=== STATED PROBLEM ===
In the material below, count the lines with the word "Warren" and state that number only.

══════════

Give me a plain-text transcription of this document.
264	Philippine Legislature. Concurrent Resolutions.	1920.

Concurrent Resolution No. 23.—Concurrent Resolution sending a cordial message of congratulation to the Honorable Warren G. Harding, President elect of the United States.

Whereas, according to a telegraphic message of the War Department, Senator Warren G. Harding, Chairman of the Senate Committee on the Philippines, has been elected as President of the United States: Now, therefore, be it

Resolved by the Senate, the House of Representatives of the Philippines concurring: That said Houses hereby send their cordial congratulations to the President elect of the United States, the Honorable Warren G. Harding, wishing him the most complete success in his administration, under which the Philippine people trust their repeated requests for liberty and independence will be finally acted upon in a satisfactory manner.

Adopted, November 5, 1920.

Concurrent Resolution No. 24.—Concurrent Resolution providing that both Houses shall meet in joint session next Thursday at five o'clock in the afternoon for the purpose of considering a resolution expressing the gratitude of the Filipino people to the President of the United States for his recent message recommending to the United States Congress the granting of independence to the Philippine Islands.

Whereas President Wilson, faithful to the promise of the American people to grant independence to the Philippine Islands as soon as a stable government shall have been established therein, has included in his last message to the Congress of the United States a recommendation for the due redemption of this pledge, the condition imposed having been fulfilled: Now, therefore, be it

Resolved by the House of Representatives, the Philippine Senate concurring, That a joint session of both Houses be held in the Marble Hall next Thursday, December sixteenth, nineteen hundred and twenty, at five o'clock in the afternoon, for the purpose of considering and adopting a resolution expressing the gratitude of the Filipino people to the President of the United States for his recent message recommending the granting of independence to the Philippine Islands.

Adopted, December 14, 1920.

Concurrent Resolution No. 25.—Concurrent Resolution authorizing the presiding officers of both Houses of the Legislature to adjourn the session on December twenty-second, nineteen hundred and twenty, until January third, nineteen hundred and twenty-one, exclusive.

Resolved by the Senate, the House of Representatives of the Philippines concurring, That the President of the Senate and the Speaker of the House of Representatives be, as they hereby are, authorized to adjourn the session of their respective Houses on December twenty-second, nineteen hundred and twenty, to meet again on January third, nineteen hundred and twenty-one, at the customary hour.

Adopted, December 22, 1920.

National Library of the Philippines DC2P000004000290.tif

══════════

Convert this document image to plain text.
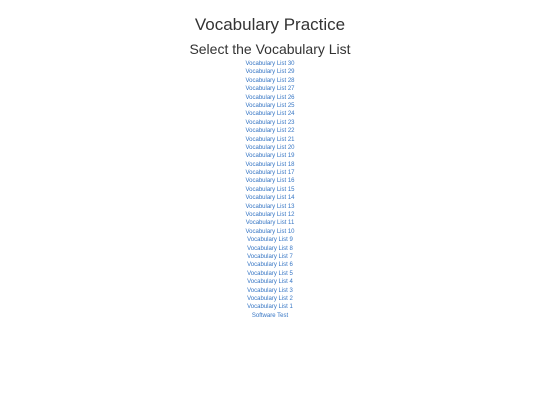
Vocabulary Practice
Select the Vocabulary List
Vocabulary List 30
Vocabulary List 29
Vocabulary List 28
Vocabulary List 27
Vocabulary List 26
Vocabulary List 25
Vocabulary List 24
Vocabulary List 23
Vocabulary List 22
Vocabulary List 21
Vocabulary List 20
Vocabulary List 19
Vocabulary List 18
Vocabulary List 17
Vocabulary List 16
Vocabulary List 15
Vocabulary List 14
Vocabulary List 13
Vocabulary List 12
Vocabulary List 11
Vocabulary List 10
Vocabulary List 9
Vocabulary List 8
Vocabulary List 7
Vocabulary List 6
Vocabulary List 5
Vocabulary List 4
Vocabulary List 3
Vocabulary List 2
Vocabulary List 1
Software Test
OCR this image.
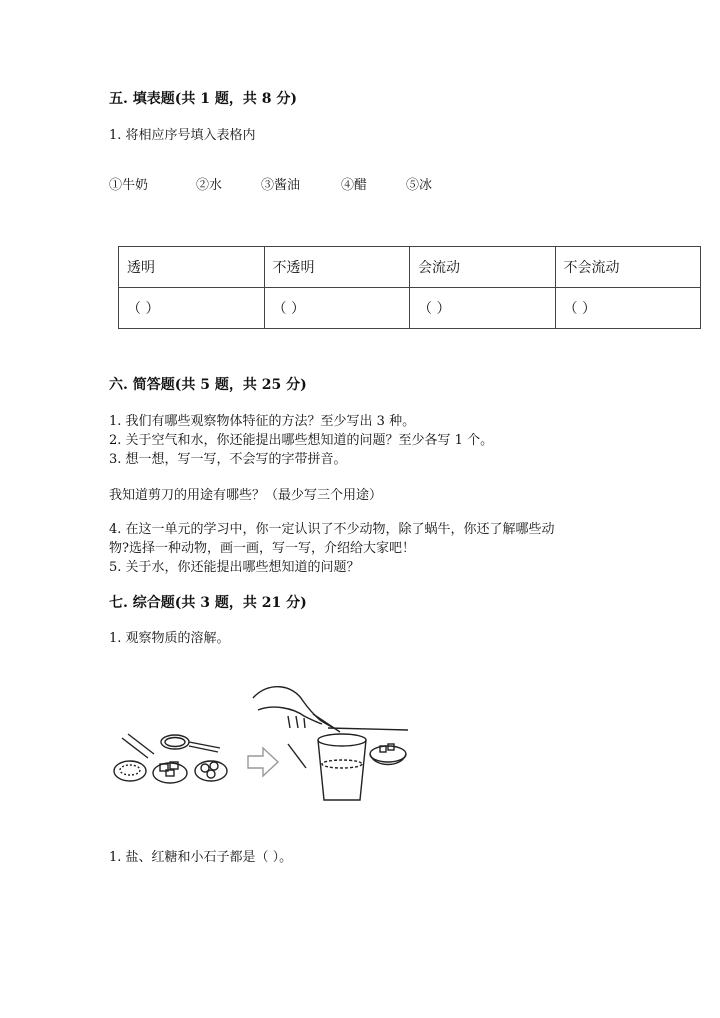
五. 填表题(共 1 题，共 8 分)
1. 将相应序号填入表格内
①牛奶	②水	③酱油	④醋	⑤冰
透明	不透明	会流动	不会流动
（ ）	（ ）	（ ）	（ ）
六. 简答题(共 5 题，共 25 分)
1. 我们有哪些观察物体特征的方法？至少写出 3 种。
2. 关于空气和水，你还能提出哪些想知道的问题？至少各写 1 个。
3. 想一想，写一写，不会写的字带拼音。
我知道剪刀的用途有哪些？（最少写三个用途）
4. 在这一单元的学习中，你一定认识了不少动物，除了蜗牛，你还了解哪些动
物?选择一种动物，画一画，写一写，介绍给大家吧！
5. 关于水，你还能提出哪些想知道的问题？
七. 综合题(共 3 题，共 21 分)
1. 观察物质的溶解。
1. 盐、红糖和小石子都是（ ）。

══════════

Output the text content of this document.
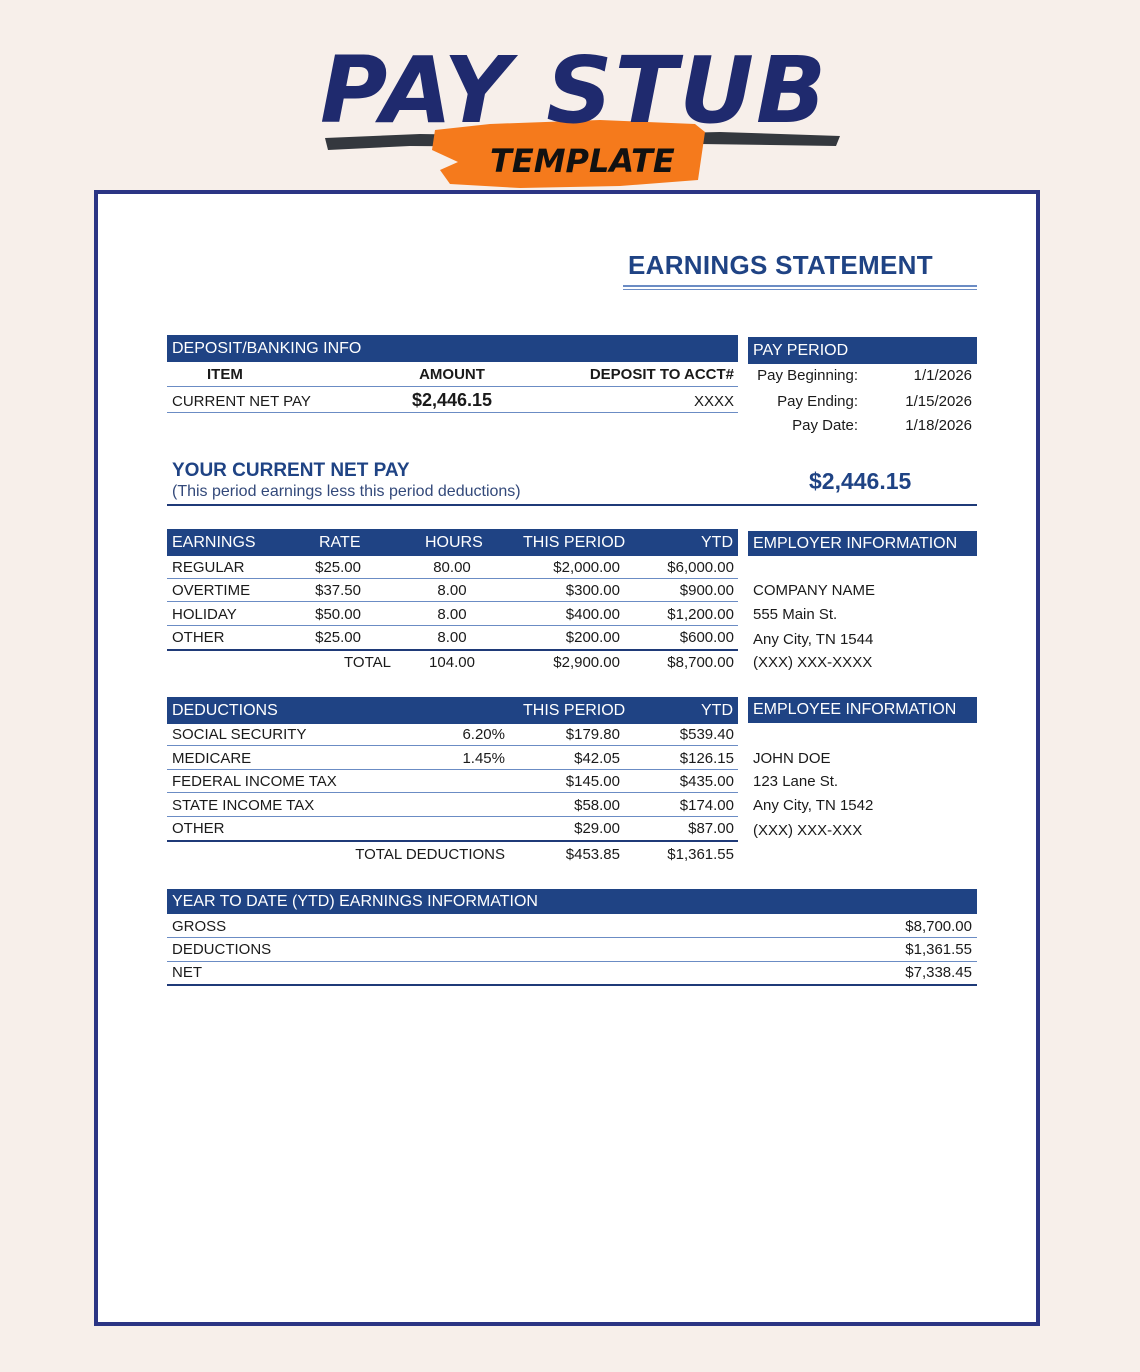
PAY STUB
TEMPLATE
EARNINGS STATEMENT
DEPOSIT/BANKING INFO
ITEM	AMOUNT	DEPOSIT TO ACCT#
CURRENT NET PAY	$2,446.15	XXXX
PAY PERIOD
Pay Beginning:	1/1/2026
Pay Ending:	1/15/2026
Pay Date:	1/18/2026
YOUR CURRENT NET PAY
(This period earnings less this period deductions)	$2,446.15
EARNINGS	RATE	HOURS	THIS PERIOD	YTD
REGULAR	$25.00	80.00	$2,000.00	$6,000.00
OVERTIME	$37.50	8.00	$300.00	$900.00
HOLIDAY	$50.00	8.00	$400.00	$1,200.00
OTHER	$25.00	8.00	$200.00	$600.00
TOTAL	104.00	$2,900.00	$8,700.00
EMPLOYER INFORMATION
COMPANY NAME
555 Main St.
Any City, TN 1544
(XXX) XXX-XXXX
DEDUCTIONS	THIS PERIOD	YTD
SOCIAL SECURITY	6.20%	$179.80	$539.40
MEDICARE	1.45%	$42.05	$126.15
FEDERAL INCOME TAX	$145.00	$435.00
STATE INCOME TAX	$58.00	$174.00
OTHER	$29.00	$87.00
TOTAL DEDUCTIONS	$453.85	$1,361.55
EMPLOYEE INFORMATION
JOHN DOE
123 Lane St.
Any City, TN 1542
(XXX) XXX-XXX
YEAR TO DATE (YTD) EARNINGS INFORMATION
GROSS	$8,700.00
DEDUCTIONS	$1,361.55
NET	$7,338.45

══════════

=== EXPECTED OUTPUT ===
3